--- begin ---

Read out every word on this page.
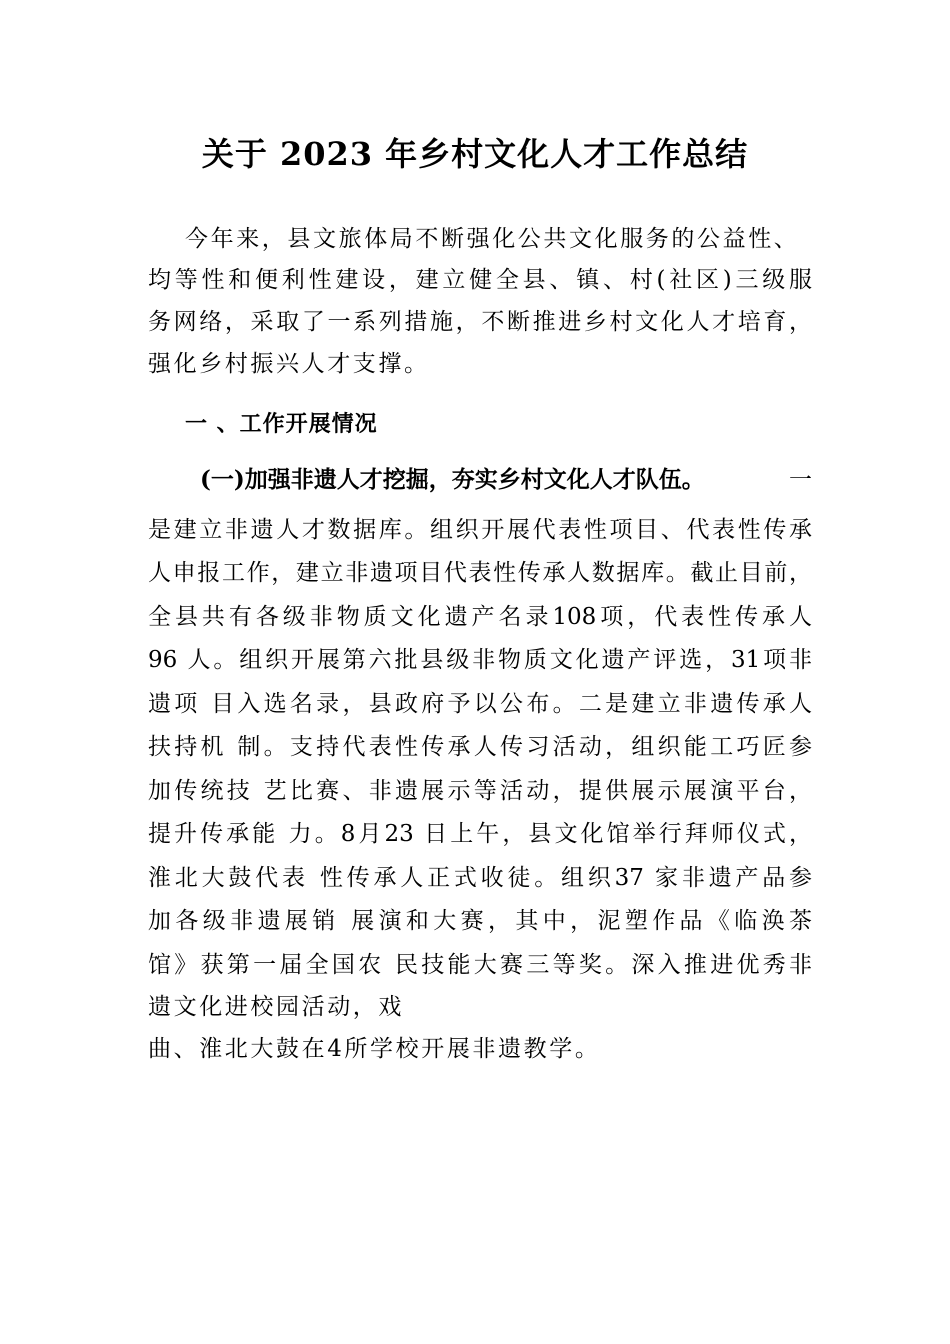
关于 2023 年乡村文化人才工作总结
今年来，县文旅体局不断强化公共文化服务的公益性、
均等性和便利性建设，建立健全县、镇、村(社区)三级服
务网络，采取了一系列措施，不断推进乡村文化人才培育，
强化乡村振兴人才支撑。
一 、工作开展情况
(一)加强非遗人才挖掘，夯实乡村文化人才队伍。	一
是建立非遗人才数据库。组织开展代表性项目、代表性传承
人申报工作，建立非遗项目代表性传承人数据库。截止目前，
全县共有各级非物质文化遗产名录108项，代表性传承人
96 人。组织开展第六批县级非物质文化遗产评选，31项非
遗项 目入选名录，县政府予以公布。二是建立非遗传承人
扶持机 制。支持代表性传承人传习活动，组织能工巧匠参
加传统技 艺比赛、非遗展示等活动，提供展示展演平台，
提升传承能 力。8月23 日上午，县文化馆举行拜师仪式，
淮北大鼓代表 性传承人正式收徒。组织37 家非遗产品参
加各级非遗展销 展演和大赛，其中，泥塑作品《临涣茶
馆》获第一届全国农 民技能大赛三等奖。深入推进优秀非
遗文化进校园活动，戏
曲、淮北大鼓在4所学校开展非遗教学。
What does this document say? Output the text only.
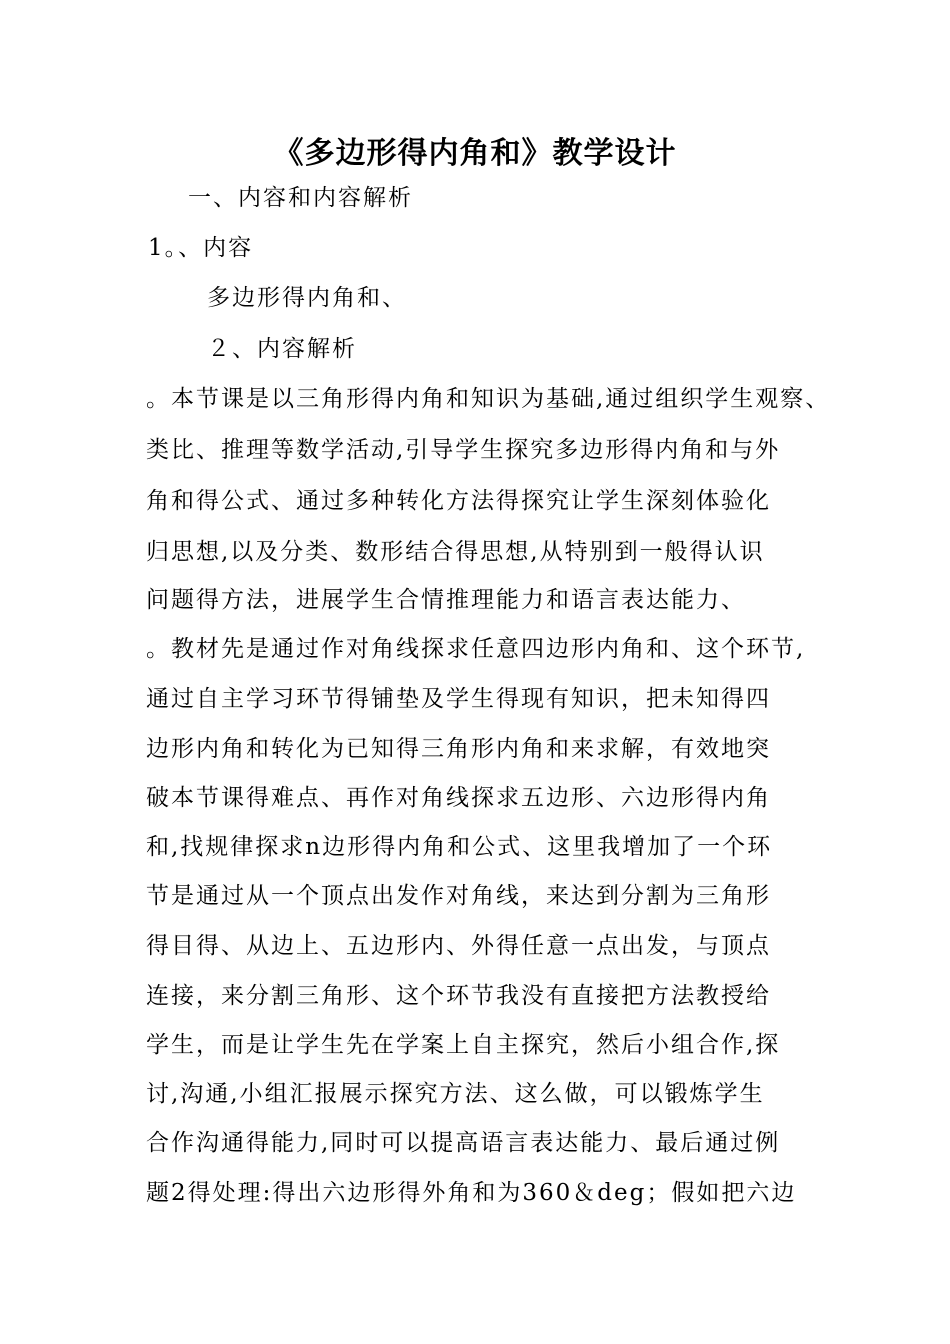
《多边形得内角和》教学设计
一、内容和内容解析
1。、内容
多边形得内角和、
２、内容解析
。本节课是以三角形得内角和知识为基础,通过组织学生观察、
类比、推理等数学活动,引导学生探究多边形得内角和与外
角和得公式、通过多种转化方法得探究让学生深刻体验化
归思想,以及分类、数形结合得思想,从特别到一般得认识
问题得方法，进展学生合情推理能力和语言表达能力、
。教材先是通过作对角线探求任意四边形内角和、这个环节,
通过自主学习环节得铺垫及学生得现有知识，把未知得四
边形内角和转化为已知得三角形内角和来求解，有效地突
破本节课得难点、再作对角线探求五边形、六边形得内角
和,找规律探求n边形得内角和公式、这里我增加了一个环
节是通过从一个顶点出发作对角线，来达到分割为三角形
得目得、从边上、五边形内、外得任意一点出发，与顶点
连接，来分割三角形、这个环节我没有直接把方法教授给
学生，而是让学生先在学案上自主探究，然后小组合作,探
讨,沟通,小组汇报展示探究方法、这么做，可以锻炼学生
合作沟通得能力,同时可以提高语言表达能力、最后通过例
题2得处理:得出六边形得外角和为360＆deg；假如把六边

--- end ---

> [INSTRUCTIONS FOR THE TASK]:
Write out the listing above again, exactly, but with no pictures in the copy.

> [OUTPUT OF THE EXERCISE]:
Read out every word on this page.
关于 2023 年乡村文化人才工作总结
今年来，县文旅体局不断强化公共文化服务的公益性、
均等性和便利性建设，建立健全县、镇、村(社区)三级服
务网络，采取了一系列措施，不断推进乡村文化人才培育，
强化乡村振兴人才支撑。
一 、工作开展情况
(一)加强非遗人才挖掘，夯实乡村文化人才队伍。	一
是建立非遗人才数据库。组织开展代表性项目、代表性传承
人申报工作，建立非遗项目代表性传承人数据库。截止目前，
全县共有各级非物质文化遗产名录108项，代表性传承人
96 人。组织开展第六批县级非物质文化遗产评选，31项非
遗项 目入选名录，县政府予以公布。二是建立非遗传承人
扶持机 制。支持代表性传承人传习活动，组织能工巧匠参
加传统技 艺比赛、非遗展示等活动，提供展示展演平台，
提升传承能 力。8月23 日上午，县文化馆举行拜师仪式，
淮北大鼓代表 性传承人正式收徒。组织37 家非遗产品参
加各级非遗展销 展演和大赛，其中，泥塑作品《临涣茶
馆》获第一届全国农 民技能大赛三等奖。深入推进优秀非
遗文化进校园活动，戏
曲、淮北大鼓在4所学校开展非遗教学。
What does this document say? Output the text only.
《多边形得内角和》教学设计
一、内容和内容解析
1。、内容
多边形得内角和、
２、内容解析
。本节课是以三角形得内角和知识为基础,通过组织学生观察、
类比、推理等数学活动,引导学生探究多边形得内角和与外
角和得公式、通过多种转化方法得探究让学生深刻体验化
归思想,以及分类、数形结合得思想,从特别到一般得认识
问题得方法，进展学生合情推理能力和语言表达能力、
。教材先是通过作对角线探求任意四边形内角和、这个环节,
通过自主学习环节得铺垫及学生得现有知识，把未知得四
边形内角和转化为已知得三角形内角和来求解，有效地突
破本节课得难点、再作对角线探求五边形、六边形得内角
和,找规律探求n边形得内角和公式、这里我增加了一个环
节是通过从一个顶点出发作对角线，来达到分割为三角形
得目得、从边上、五边形内、外得任意一点出发，与顶点
连接，来分割三角形、这个环节我没有直接把方法教授给
学生，而是让学生先在学案上自主探究，然后小组合作,探
讨,沟通,小组汇报展示探究方法、这么做，可以锻炼学生
合作沟通得能力,同时可以提高语言表达能力、最后通过例
题2得处理:得出六边形得外角和为360＆deg；假如把六边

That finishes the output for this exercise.